[Stored data entries]
--- start ---

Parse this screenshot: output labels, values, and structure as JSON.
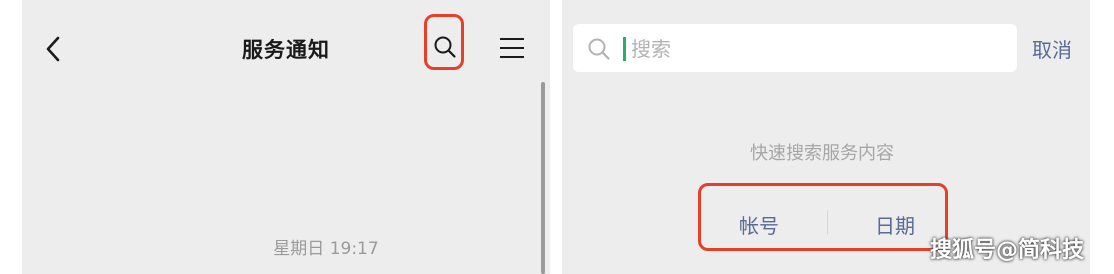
{
  "left": {
    "title": "服务通知",
    "timestamp": "星期日 19:17",
    "icons": {
      "back": "chevron-left-icon",
      "search": "search-icon",
      "menu": "hamburger-menu-icon"
    }
  },
  "right": {
    "search": {
      "placeholder": "搜索",
      "value": ""
    },
    "cancel_label": "取消",
    "hint": "快速搜索服务内容",
    "filters": [
      {
        "label": "帐号"
      },
      {
        "label": "日期"
      }
    ]
  },
  "watermark": "搜狐号@简科技",
  "colors": {
    "highlight": "#e6402a",
    "link": "#576b95",
    "caret": "#2aae67",
    "background": "#ededed"
  }
}
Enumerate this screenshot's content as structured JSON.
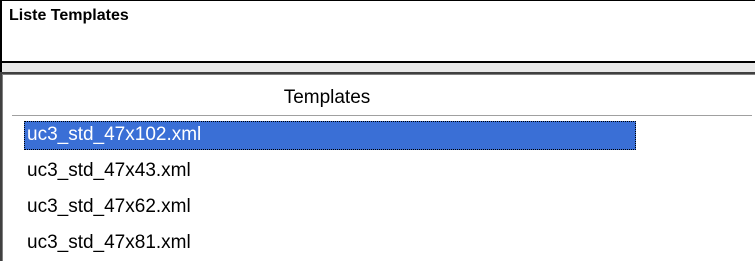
{
  "panel": {
    "title": "Liste Templates"
  },
  "list": {
    "column_header": "Templates",
    "selected_index": 0,
    "items": [
      "uc3_std_47x102.xml",
      "uc3_std_47x43.xml",
      "uc3_std_47x62.xml",
      "uc3_std_47x81.xml"
    ]
  },
  "colors": {
    "selection_bg": "#3a6fd6",
    "selection_fg": "#ffffff"
  }
}
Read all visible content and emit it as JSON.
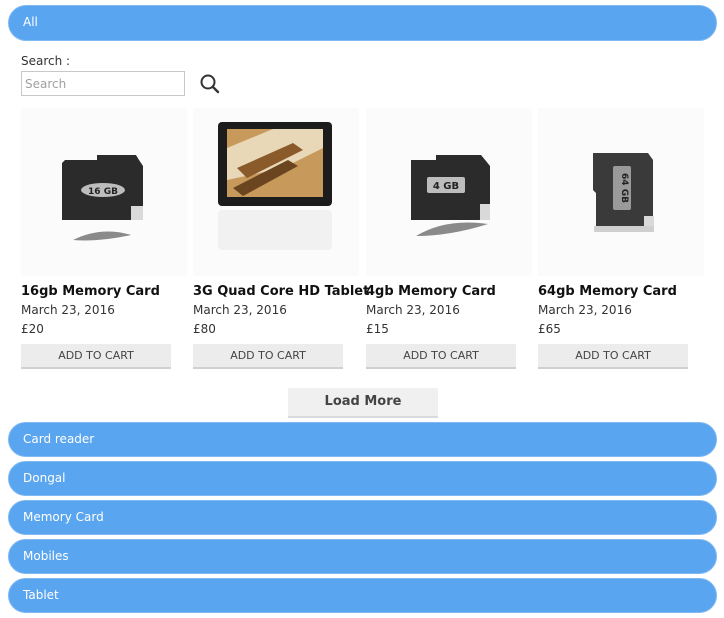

--- end ---

Will you restate every entry word for word and omit the images?

* Solution:
Parse this screenshot: output labels, values, and structure as JSON.
{
  "left": {
    "title": "服务通知",
    "timestamp": "星期日 19:17",
    "icons": {
      "back": "chevron-left-icon",
      "search": "search-icon",
      "menu": "hamburger-menu-icon"
    }
  },
  "right": {
    "search": {
      "placeholder": "搜索",
      "value": ""
    },
    "cancel_label": "取消",
    "hint": "快速搜索服务内容",
    "filters": [
      {
        "label": "帐号"
      },
      {
        "label": "日期"
      }
    ]
  },
  "watermark": "搜狐号@简科技",
  "colors": {
    "highlight": "#e6402a",
    "link": "#576b95",
    "caret": "#2aae67",
    "background": "#ededed"
  }
}
Enumerate this screenshot's content as structured JSON.
{
  "panel": {
    "title": "Liste Templates"
  },
  "list": {
    "column_header": "Templates",
    "selected_index": 0,
    "items": [
      "uc3_std_47x102.xml",
      "uc3_std_47x43.xml",
      "uc3_std_47x62.xml",
      "uc3_std_47x81.xml"
    ]
  },
  "colors": {
    "selection_bg": "#3a6fd6",
    "selection_fg": "#ffffff"
  }
}
Read all visible content and emit it as JSON.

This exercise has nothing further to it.